What you should do
Pull out from the material below all lines with "they".

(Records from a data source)
____
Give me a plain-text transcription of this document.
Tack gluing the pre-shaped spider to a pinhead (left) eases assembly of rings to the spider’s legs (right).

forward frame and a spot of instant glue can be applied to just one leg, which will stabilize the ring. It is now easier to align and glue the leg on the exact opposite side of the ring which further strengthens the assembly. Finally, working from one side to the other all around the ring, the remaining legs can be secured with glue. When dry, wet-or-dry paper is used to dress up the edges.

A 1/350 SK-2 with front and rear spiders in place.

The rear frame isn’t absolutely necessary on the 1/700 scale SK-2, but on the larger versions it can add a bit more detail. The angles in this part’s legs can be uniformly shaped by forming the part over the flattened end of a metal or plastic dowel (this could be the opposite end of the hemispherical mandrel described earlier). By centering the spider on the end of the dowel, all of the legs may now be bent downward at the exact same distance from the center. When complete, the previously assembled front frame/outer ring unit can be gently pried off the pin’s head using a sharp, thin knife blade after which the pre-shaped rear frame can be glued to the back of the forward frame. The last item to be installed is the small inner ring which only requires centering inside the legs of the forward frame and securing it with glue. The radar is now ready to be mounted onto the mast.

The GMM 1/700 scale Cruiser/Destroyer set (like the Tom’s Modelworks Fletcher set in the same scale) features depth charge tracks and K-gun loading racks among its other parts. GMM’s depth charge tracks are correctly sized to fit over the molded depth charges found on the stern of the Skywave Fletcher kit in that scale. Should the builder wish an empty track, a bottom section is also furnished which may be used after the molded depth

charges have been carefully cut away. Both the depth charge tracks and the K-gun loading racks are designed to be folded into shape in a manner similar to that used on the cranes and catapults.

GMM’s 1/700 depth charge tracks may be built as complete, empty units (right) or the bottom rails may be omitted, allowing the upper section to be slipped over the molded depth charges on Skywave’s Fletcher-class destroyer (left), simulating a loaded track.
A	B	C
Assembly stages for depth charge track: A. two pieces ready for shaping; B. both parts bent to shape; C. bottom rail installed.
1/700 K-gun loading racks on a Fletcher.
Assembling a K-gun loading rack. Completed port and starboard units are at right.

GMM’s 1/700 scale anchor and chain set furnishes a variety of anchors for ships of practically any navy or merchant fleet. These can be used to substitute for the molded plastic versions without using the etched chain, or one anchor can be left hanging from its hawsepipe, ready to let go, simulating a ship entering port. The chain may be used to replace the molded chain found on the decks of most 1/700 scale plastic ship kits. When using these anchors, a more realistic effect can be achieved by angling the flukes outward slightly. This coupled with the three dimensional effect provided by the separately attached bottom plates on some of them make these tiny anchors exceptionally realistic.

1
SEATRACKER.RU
____
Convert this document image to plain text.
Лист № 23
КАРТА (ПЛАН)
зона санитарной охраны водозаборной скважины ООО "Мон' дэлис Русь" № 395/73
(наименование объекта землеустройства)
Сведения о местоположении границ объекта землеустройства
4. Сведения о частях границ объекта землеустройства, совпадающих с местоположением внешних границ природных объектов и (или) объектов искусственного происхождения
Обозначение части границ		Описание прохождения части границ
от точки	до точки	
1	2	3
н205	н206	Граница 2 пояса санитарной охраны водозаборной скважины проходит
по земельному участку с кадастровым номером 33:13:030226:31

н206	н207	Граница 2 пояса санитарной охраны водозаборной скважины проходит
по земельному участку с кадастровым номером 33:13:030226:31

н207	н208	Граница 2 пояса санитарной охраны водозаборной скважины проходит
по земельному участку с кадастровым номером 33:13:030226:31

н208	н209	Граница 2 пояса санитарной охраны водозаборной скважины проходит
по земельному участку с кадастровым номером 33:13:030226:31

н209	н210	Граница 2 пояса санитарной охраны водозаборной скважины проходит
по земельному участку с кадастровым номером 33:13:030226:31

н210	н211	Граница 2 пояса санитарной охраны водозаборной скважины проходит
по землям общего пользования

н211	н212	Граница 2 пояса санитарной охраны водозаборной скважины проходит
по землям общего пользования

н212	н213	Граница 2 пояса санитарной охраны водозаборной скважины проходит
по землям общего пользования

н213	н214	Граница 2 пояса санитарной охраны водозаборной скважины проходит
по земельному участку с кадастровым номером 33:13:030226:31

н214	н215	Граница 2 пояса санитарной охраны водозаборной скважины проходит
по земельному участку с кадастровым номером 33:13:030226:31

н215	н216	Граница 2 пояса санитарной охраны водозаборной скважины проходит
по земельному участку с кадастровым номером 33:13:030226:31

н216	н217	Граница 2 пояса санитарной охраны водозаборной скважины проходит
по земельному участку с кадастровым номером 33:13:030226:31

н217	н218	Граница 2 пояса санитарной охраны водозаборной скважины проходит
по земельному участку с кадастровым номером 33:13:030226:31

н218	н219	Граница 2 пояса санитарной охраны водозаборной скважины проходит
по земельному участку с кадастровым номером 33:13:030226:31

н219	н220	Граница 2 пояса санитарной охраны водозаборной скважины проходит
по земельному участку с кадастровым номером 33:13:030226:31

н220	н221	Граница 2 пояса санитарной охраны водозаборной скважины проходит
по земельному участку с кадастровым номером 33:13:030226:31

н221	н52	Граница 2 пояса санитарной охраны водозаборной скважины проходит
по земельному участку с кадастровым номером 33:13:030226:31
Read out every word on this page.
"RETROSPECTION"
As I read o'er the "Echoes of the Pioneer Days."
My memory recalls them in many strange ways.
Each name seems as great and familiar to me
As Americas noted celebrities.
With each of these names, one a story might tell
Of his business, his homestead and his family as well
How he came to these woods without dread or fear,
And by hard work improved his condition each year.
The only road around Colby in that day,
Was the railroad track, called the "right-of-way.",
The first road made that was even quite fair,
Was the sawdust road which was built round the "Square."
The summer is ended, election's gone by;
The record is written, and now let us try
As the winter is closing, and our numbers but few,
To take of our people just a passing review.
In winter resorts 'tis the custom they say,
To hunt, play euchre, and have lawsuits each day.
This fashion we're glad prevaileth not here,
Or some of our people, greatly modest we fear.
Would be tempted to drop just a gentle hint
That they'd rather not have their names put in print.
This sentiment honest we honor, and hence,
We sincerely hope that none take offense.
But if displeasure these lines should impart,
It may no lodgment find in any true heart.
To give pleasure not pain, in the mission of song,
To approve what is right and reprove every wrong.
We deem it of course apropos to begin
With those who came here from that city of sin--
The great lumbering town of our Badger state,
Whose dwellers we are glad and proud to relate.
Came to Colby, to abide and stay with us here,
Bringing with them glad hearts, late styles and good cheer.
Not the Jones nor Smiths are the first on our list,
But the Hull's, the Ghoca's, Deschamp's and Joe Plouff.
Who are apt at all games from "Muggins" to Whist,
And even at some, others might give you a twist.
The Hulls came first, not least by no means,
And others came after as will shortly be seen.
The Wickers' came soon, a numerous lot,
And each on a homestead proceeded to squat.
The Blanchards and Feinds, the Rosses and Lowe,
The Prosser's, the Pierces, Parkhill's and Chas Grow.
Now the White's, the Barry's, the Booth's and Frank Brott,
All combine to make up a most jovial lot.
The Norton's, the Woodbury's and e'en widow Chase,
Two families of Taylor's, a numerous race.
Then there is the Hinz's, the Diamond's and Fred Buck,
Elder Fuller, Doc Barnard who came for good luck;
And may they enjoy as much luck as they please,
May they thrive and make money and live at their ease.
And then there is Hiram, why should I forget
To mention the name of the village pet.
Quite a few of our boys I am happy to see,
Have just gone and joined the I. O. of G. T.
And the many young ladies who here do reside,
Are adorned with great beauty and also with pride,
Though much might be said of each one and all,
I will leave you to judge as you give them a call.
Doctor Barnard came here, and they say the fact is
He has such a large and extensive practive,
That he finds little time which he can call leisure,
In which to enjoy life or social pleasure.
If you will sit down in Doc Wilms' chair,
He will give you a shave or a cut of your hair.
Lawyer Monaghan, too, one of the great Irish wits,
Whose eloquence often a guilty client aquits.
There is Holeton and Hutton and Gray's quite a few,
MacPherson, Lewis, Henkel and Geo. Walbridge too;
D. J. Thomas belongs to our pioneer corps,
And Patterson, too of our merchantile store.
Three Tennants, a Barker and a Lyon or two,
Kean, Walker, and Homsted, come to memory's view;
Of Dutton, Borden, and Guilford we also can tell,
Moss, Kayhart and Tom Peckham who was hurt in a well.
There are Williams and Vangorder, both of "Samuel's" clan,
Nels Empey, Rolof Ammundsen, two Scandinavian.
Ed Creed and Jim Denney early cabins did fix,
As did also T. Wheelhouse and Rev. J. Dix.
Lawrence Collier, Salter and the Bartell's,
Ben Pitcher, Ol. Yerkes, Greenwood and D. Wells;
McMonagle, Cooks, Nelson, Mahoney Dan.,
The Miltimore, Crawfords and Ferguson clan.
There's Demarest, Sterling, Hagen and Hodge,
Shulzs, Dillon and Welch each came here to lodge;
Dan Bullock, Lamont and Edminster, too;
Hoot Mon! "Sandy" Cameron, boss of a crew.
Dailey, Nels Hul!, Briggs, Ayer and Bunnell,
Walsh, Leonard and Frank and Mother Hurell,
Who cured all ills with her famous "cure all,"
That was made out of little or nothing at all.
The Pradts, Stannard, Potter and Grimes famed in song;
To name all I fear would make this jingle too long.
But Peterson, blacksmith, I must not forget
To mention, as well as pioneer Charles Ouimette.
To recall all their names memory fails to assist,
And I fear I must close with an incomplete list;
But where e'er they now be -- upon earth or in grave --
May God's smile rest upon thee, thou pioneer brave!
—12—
____
Answer to the exercise
In winter resorts 'tis the custom they say,
That they'd rather not have their names put in print.
And may they enjoy as much luck as they please,
May they thrive and make money and live at their ease.
Doctor Barnard came here, and they say the fact is
But where e'er they now be -- upon earth or in grave --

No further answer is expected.